=== SET PROBLEM ===
Reproduce the material below word for word, starting with its first line and ending with the line that contains "207, 1563, 221]", with both of those lines included.

=== MATERIAL FOR THIS EXERCISE ===
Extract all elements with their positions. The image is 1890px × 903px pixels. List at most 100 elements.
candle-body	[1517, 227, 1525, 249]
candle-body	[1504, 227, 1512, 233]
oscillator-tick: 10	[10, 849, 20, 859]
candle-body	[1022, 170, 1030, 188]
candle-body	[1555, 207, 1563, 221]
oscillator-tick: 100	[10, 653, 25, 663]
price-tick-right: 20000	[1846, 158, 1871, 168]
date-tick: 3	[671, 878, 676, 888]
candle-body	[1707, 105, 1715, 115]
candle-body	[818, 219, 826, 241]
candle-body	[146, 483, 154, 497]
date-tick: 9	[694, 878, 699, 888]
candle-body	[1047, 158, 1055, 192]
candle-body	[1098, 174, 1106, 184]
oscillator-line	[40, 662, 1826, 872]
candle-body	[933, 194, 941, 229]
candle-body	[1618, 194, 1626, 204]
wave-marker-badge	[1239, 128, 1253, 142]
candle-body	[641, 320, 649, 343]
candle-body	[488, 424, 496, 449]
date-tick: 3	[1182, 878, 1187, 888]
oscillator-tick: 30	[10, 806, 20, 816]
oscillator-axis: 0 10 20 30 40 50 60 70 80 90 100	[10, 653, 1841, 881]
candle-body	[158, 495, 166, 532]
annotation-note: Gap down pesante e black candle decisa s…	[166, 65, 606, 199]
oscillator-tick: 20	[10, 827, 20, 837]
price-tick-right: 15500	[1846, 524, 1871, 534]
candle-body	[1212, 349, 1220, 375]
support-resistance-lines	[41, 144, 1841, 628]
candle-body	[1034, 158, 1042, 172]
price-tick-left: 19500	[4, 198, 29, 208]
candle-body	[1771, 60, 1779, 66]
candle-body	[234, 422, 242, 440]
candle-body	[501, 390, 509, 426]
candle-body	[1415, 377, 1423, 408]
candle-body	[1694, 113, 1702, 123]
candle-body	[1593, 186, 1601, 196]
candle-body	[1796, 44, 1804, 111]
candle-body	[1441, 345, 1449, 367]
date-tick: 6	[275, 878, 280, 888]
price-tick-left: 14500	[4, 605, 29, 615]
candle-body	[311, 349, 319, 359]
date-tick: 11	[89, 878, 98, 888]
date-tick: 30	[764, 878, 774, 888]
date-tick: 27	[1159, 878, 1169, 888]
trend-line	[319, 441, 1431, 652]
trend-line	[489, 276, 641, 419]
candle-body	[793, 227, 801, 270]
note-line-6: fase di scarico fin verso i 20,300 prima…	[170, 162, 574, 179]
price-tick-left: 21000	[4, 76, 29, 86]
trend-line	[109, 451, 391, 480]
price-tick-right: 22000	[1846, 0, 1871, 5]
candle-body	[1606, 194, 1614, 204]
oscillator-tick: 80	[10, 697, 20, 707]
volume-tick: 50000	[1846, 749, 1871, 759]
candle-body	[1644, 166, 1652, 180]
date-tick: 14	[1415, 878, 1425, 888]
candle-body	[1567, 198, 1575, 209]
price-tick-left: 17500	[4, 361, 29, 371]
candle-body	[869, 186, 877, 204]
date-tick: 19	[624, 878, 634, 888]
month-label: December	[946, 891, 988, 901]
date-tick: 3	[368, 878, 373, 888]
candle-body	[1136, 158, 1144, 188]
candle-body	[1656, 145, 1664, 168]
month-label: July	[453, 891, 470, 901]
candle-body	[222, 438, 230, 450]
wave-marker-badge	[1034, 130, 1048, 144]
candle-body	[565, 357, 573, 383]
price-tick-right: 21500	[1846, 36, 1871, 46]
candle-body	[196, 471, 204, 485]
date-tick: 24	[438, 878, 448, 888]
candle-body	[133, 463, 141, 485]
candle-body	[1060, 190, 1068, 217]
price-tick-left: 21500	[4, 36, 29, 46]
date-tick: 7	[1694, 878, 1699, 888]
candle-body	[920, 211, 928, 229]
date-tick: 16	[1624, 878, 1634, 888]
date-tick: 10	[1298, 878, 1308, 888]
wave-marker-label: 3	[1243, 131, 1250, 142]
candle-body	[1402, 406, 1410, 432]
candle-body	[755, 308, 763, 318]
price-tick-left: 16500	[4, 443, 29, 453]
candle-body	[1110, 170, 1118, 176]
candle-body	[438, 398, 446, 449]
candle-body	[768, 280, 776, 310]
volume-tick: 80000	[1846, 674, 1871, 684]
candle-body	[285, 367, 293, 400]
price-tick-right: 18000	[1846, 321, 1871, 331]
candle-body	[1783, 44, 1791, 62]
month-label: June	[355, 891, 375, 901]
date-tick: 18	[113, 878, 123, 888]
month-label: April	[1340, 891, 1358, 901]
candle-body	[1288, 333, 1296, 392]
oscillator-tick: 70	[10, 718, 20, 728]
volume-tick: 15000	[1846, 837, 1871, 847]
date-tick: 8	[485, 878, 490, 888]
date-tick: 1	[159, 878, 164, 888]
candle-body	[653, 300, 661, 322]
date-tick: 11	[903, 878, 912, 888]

=== ANSWER ===
Extract all elements with their positions. The image is 1890px × 903px pixels. List at most 100 elements.
candle-body	[1517, 227, 1525, 249]
candle-body	[1504, 227, 1512, 233]
oscillator-tick: 10	[10, 849, 20, 859]
candle-body	[1022, 170, 1030, 188]
candle-body	[1555, 207, 1563, 221]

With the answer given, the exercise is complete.